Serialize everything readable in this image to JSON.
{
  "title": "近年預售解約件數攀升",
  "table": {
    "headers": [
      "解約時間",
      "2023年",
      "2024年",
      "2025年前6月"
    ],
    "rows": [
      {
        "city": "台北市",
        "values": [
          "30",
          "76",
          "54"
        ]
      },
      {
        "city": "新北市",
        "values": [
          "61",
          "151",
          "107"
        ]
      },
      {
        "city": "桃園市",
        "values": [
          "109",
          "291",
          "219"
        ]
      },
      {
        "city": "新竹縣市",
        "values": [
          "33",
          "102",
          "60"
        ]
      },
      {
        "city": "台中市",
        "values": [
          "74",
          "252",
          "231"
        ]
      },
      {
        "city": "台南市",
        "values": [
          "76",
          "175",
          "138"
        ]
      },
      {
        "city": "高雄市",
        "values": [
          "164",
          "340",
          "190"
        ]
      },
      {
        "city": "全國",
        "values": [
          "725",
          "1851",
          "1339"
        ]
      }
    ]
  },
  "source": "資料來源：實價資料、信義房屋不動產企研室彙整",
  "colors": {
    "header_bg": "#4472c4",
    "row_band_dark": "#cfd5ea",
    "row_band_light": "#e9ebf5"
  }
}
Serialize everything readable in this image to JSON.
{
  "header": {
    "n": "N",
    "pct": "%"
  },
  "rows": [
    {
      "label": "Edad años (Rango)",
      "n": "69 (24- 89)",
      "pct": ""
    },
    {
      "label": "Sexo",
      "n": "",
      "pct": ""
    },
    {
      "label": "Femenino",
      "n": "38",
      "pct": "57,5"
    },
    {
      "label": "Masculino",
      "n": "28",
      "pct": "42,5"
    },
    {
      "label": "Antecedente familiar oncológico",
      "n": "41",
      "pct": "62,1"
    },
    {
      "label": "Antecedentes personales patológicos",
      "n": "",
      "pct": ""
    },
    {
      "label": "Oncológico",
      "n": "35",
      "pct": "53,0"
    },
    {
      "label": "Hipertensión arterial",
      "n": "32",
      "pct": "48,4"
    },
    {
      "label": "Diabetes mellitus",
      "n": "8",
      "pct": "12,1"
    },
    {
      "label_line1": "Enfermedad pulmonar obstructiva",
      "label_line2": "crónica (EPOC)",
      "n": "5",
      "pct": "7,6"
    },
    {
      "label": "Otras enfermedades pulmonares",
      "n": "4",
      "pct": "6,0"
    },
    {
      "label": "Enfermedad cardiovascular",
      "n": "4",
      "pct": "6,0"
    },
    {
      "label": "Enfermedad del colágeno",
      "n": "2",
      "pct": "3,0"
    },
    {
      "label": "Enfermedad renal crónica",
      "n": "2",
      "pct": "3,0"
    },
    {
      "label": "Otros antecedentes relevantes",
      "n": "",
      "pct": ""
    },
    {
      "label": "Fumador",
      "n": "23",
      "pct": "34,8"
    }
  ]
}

Brief →
Write out the whole listing again. Match it word for word.

Answer to the exercise →
Serialize everything readable in this image to JSON.
{
  "title": "近年預售解約件數攀升",
  "table": {
    "headers": [
      "解約時間",
      "2023年",
      "2024年",
      "2025年前6月"
    ],
    "rows": [
      {
        "city": "台北市",
        "values": [
          "30",
          "76",
          "54"
        ]
      },
      {
        "city": "新北市",
        "values": [
          "61",
          "151",
          "107"
        ]
      },
      {
        "city": "桃園市",
        "values": [
          "109",
          "291",
          "219"
        ]
      },
      {
        "city": "新竹縣市",
        "values": [
          "33",
          "102",
          "60"
        ]
      },
      {
        "city": "台中市",
        "values": [
          "74",
          "252",
          "231"
        ]
      },
      {
        "city": "台南市",
        "values": [
          "76",
          "175",
          "138"
        ]
      },
      {
        "city": "高雄市",
        "values": [
          "164",
          "340",
          "190"
        ]
      },
      {
        "city": "全國",
        "values": [
          "725",
          "1851",
          "1339"
        ]
      }
    ]
  },
  "source": "資料來源：實價資料、信義房屋不動產企研室彙整",
  "colors": {
    "header_bg": "#4472c4",
    "row_band_dark": "#cfd5ea",
    "row_band_light": "#e9ebf5"
  }
}
Serialize everything readable in this image to JSON.
{
  "header": {
    "n": "N",
    "pct": "%"
  },
  "rows": [
    {
      "label": "Edad años (Rango)",
      "n": "69 (24- 89)",
      "pct": ""
    },
    {
      "label": "Sexo",
      "n": "",
      "pct": ""
    },
    {
      "label": "Femenino",
      "n": "38",
      "pct": "57,5"
    },
    {
      "label": "Masculino",
      "n": "28",
      "pct": "42,5"
    },
    {
      "label": "Antecedente familiar oncológico",
      "n": "41",
      "pct": "62,1"
    },
    {
      "label": "Antecedentes personales patológicos",
      "n": "",
      "pct": ""
    },
    {
      "label": "Oncológico",
      "n": "35",
      "pct": "53,0"
    },
    {
      "label": "Hipertensión arterial",
      "n": "32",
      "pct": "48,4"
    },
    {
      "label": "Diabetes mellitus",
      "n": "8",
      "pct": "12,1"
    },
    {
      "label_line1": "Enfermedad pulmonar obstructiva",
      "label_line2": "crónica (EPOC)",
      "n": "5",
      "pct": "7,6"
    },
    {
      "label": "Otras enfermedades pulmonares",
      "n": "4",
      "pct": "6,0"
    },
    {
      "label": "Enfermedad cardiovascular",
      "n": "4",
      "pct": "6,0"
    },
    {
      "label": "Enfermedad del colágeno",
      "n": "2",
      "pct": "3,0"
    },
    {
      "label": "Enfermedad renal crónica",
      "n": "2",
      "pct": "3,0"
    },
    {
      "label": "Otros antecedentes relevantes",
      "n": "",
      "pct": ""
    },
    {
      "label": "Fumador",
      "n": "23",
      "pct": "34,8"
    }
  ]
}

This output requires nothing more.